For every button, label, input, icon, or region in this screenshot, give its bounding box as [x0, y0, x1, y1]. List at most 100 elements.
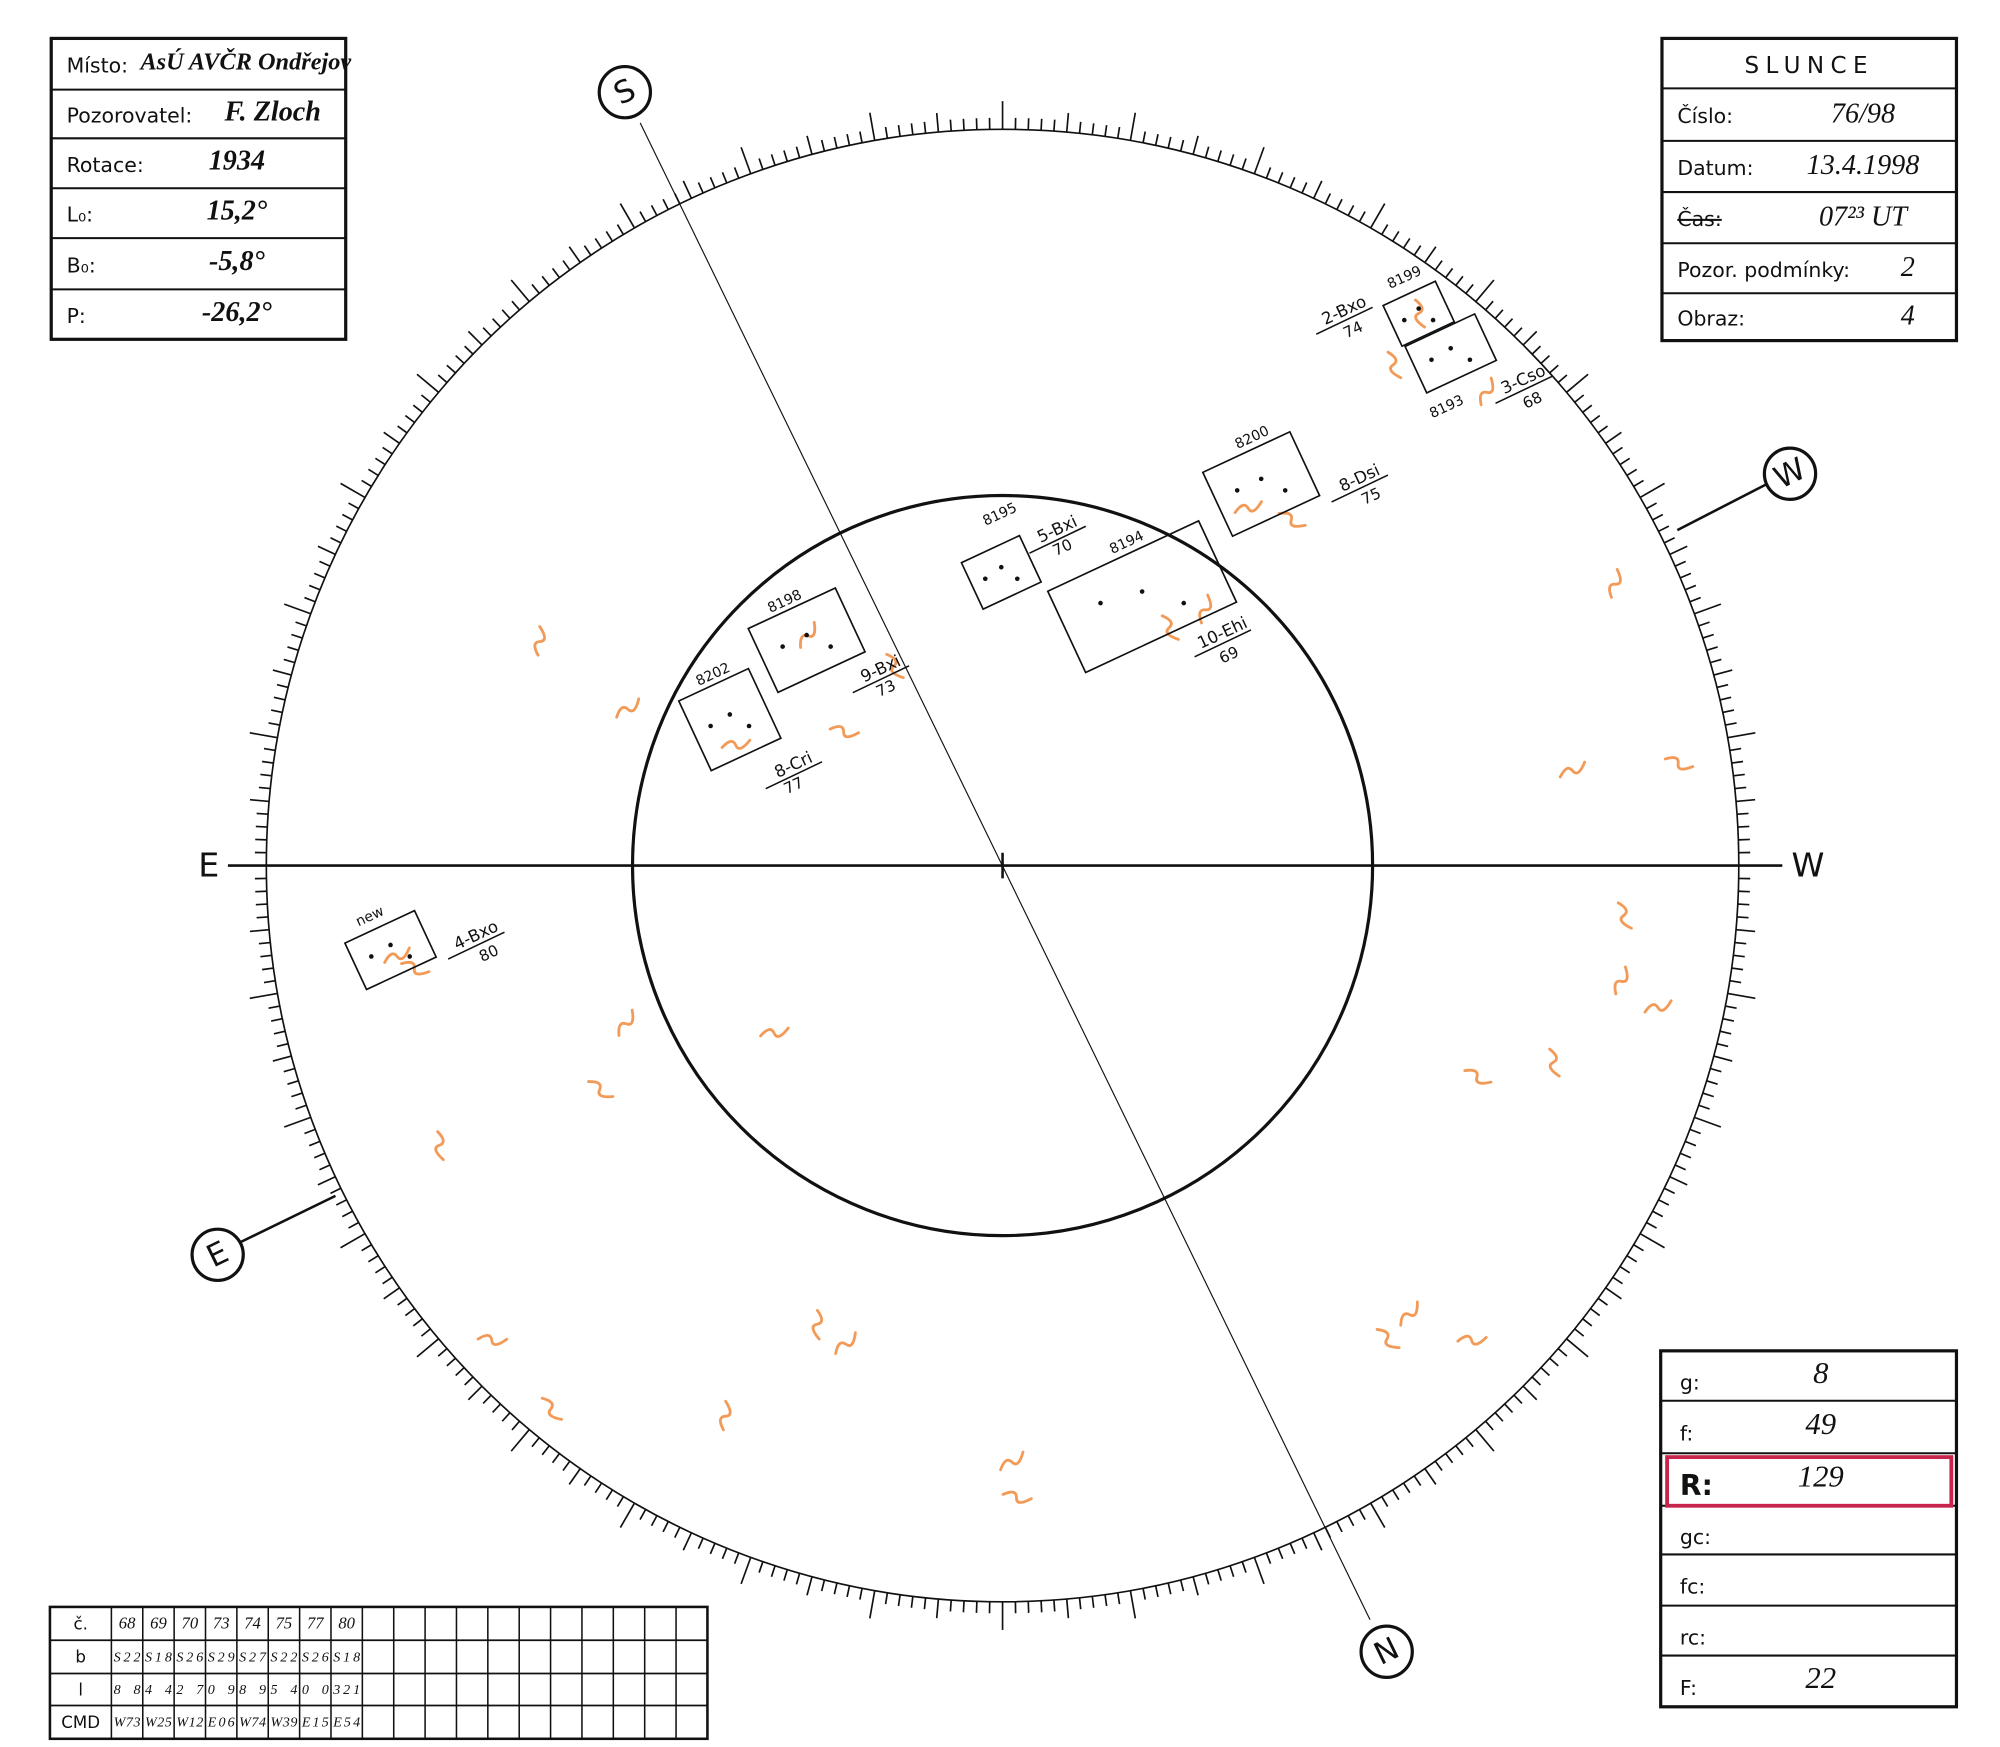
- sunspot: [1430, 317, 1436, 323]
- region-box: [1382, 280, 1456, 348]
- tick: [758, 158, 764, 170]
- region-box: [747, 586, 867, 694]
- region-box: [343, 909, 438, 991]
- tick: [740, 1557, 752, 1585]
- region-box: [677, 667, 782, 772]
- e-pointer: [240, 1194, 337, 1244]
- tick: [1484, 300, 1494, 311]
- tick: [616, 224, 625, 235]
- tick: [1402, 1482, 1411, 1494]
- sunspot: [828, 644, 833, 649]
- sunspot: [998, 564, 1004, 570]
- tick: [531, 1437, 540, 1448]
- tick: [335, 1199, 347, 1206]
- tick: [709, 176, 716, 189]
- tick: [1465, 1437, 1474, 1448]
- facula: [885, 652, 905, 680]
- tick: [1540, 1367, 1551, 1377]
- tick: [1725, 1005, 1737, 1010]
- tick: [1716, 1042, 1729, 1048]
- tick: [1658, 1199, 1670, 1206]
- facula: [615, 697, 641, 719]
- tick: [340, 482, 366, 499]
- tick: [568, 1468, 581, 1485]
- tick: [551, 1453, 561, 1464]
- tick: [1684, 584, 1697, 591]
- facula: [434, 1130, 445, 1162]
- tick: [1719, 1030, 1732, 1035]
- info-value: 76/98: [1831, 98, 1895, 129]
- tick: [1729, 979, 1742, 984]
- region-box: [1403, 312, 1498, 394]
- tick: [317, 1175, 336, 1186]
- tick: [770, 154, 776, 166]
- tick: [1104, 1594, 1108, 1607]
- tick: [491, 1403, 502, 1414]
- region-class: 3-Cso: [1498, 361, 1549, 398]
- tick: [541, 275, 550, 286]
- region-class: 10-Ehi: [1194, 613, 1250, 653]
- tick: [1605, 1287, 1622, 1300]
- sunspot: [1234, 488, 1240, 493]
- tick: [308, 584, 321, 591]
- tick: [272, 1055, 292, 1062]
- count-label: g:: [1680, 1370, 1700, 1394]
- tick: [1402, 237, 1411, 249]
- tick: [1612, 1276, 1623, 1285]
- tick: [1725, 722, 1737, 726]
- tick: [1531, 345, 1542, 355]
- tick: [1192, 1576, 1199, 1596]
- tick: [482, 327, 492, 337]
- tick: [304, 1128, 316, 1135]
- sunspot: [1139, 589, 1145, 594]
- tick: [1574, 1328, 1585, 1337]
- tick: [962, 118, 965, 131]
- facula: [720, 738, 752, 750]
- tick: [283, 1116, 312, 1128]
- tick: [437, 1347, 448, 1357]
- tick: [605, 230, 614, 242]
- tick: [1241, 158, 1247, 170]
- info-label: P:: [67, 304, 86, 328]
- tick: [884, 1592, 889, 1605]
- tick: [721, 1547, 728, 1560]
- table-cell: S22: [270, 1649, 297, 1665]
- tick: [1413, 245, 1422, 256]
- tick: [1633, 1244, 1644, 1252]
- tick: [1434, 260, 1443, 271]
- table-cell: 27: [176, 1682, 204, 1698]
- tick: [619, 1502, 636, 1528]
- tick: [511, 300, 521, 311]
- facula: [540, 1396, 563, 1421]
- tick: [412, 1318, 423, 1327]
- tick: [594, 1482, 603, 1494]
- sunspot: [804, 632, 809, 638]
- counts-box: [1659, 1349, 1959, 1709]
- tick: [1504, 1403, 1514, 1414]
- tick: [446, 1357, 456, 1367]
- tick: [1277, 171, 1284, 184]
- facula: [1663, 756, 1695, 771]
- tick: [1142, 131, 1147, 144]
- tick: [295, 621, 307, 627]
- region-rule: [1029, 525, 1087, 554]
- tick: [1719, 696, 1732, 701]
- facula: [617, 1008, 635, 1037]
- tick: [1424, 246, 1437, 263]
- tick: [304, 596, 316, 603]
- tick: [383, 431, 400, 444]
- tick: [446, 364, 456, 374]
- highlight: [1665, 1455, 1954, 1508]
- tick: [1652, 1210, 1664, 1218]
- tick: [1597, 1297, 1609, 1306]
- table-cell: 77: [307, 1614, 324, 1633]
- facula: [1616, 901, 1633, 930]
- tick: [1301, 182, 1308, 194]
- sunspot: [1181, 600, 1187, 606]
- tick: [783, 1569, 789, 1581]
- tick: [1444, 267, 1454, 279]
- tick: [1652, 513, 1664, 521]
- tick: [276, 1042, 289, 1048]
- tick: [619, 203, 636, 229]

- - - -

- [What you should do] Collect each line of the items above that contains the string "table". Treat uppercase and lowercase as different.

- [Reply to the exercise]
- table-cell: S22: [270, 1649, 297, 1665]
- table-cell: 27: [176, 1682, 204, 1698]
- table-cell: 77: [307, 1614, 324, 1633]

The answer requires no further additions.